For the data that follows, report how many lines contain the word "text", and nothing else.

>>>>

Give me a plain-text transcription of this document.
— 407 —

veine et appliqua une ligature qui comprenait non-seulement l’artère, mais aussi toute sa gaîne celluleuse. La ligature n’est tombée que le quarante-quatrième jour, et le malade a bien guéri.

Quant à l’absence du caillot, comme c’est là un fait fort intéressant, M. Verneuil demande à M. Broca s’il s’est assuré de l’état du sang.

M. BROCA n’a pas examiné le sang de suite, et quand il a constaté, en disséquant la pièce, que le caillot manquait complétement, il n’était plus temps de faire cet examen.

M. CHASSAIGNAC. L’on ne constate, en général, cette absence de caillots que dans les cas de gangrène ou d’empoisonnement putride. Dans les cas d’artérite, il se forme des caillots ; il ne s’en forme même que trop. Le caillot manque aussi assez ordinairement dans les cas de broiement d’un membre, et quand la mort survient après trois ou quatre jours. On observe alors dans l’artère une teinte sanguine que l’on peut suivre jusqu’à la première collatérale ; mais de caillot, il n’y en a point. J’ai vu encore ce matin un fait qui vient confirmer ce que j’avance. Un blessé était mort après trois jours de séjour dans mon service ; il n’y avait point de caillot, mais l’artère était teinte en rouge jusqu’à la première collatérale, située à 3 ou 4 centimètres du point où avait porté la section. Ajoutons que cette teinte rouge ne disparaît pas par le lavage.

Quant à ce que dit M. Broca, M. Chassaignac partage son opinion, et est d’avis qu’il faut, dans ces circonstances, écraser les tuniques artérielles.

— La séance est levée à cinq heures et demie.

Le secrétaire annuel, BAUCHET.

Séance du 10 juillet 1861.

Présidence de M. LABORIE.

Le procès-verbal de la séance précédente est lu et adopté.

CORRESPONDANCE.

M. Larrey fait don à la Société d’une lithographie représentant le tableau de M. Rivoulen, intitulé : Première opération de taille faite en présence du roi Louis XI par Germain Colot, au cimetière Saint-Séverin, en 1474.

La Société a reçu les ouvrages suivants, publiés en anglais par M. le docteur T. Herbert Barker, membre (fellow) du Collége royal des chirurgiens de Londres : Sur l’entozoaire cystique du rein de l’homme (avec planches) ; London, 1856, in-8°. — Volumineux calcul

<<<<
>>>>

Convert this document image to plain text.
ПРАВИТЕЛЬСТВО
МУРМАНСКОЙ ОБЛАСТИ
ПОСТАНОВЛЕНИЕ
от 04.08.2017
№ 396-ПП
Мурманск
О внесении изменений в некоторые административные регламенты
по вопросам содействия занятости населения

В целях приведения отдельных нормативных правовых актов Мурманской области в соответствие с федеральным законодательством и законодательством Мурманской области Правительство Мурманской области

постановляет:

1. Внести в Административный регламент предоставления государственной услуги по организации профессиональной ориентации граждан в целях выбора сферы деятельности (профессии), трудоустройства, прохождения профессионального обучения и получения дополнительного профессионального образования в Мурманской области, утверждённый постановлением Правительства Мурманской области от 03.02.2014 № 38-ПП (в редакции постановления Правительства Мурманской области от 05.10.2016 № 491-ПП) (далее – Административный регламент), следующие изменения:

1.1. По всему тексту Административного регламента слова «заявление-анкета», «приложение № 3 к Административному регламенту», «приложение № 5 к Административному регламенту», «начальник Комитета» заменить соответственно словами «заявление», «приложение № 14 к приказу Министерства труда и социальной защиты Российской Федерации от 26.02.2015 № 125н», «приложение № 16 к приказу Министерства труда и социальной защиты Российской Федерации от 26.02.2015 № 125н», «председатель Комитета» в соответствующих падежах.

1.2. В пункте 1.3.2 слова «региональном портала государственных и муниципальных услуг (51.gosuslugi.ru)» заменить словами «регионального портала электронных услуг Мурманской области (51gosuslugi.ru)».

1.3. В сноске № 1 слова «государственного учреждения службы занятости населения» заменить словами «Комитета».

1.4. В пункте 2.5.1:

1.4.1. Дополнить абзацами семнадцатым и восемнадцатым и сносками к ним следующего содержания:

<<<<
>>>>

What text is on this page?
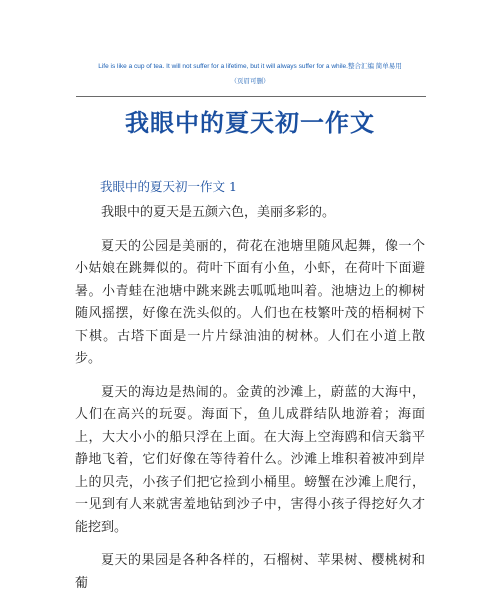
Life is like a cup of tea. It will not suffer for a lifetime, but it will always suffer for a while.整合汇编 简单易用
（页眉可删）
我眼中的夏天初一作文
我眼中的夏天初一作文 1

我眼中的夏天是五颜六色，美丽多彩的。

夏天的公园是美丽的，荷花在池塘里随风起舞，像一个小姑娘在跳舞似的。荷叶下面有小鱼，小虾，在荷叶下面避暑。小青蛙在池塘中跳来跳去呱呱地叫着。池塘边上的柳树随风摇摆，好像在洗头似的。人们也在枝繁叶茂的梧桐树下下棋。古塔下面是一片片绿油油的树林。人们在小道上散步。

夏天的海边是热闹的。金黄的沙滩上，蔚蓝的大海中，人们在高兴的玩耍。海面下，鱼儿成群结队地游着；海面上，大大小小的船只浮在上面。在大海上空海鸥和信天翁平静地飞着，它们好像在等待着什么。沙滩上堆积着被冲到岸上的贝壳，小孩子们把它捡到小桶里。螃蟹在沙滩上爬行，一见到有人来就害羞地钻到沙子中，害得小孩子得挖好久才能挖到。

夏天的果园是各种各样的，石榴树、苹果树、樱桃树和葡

<<<<

> THE REPLY: 3